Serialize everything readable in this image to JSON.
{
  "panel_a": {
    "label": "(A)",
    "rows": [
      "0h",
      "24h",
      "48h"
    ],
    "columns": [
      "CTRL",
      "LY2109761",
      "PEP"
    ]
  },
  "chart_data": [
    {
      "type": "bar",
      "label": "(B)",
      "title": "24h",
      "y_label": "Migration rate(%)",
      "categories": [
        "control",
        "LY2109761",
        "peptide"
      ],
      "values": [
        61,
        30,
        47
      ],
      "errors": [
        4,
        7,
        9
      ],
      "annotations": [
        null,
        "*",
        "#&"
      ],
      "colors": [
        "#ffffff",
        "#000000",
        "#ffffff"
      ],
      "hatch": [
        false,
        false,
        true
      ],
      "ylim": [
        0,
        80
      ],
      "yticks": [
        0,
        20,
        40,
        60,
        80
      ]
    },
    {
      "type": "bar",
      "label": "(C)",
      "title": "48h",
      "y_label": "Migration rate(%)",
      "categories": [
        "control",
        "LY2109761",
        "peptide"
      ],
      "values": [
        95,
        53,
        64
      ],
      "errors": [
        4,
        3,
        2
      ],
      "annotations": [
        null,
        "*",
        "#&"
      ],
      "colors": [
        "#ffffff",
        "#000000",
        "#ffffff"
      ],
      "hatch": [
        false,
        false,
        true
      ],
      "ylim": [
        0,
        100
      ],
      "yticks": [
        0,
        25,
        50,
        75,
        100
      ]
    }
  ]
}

Problem to solve ▸
Copy out the material word for word and line for line.

Exercise output ▸
Serialize everything readable in this image to JSON.
{
  "panel_a": {
    "label": "(A)",
    "rows": [
      "0h",
      "24h",
      "48h"
    ],
    "columns": [
      "CTRL",
      "LY2109761",
      "PEP"
    ]
  },
  "chart_data": [
    {
      "type": "bar",
      "label": "(B)",
      "title": "24h",
      "y_label": "Migration rate(%)",
      "categories": [
        "control",
        "LY2109761",
        "peptide"
      ],
      "values": [
        61,
        30,
        47
      ],
      "errors": [
        4,
        7,
        9
      ],
      "annotations": [
        null,
        "*",
        "#&"
      ],
      "colors": [
        "#ffffff",
        "#000000",
        "#ffffff"
      ],
      "hatch": [
        false,
        false,
        true
      ],
      "ylim": [
        0,
        80
      ],
      "yticks": [
        0,
        20,
        40,
        60,
        80
      ]
    },
    {
      "type": "bar",
      "label": "(C)",
      "title": "48h",
      "y_label": "Migration rate(%)",
      "categories": [
        "control",
        "LY2109761",
        "peptide"
      ],
      "values": [
        95,
        53,
        64
      ],
      "errors": [
        4,
        3,
        2
      ],
      "annotations": [
        null,
        "*",
        "#&"
      ],
      "colors": [
        "#ffffff",
        "#000000",
        "#ffffff"
      ],
      "hatch": [
        false,
        false,
        true
      ],
      "ylim": [
        0,
        100
      ],
      "yticks": [
        0,
        25,
        50,
        75,
        100
      ]
    }
  ]
}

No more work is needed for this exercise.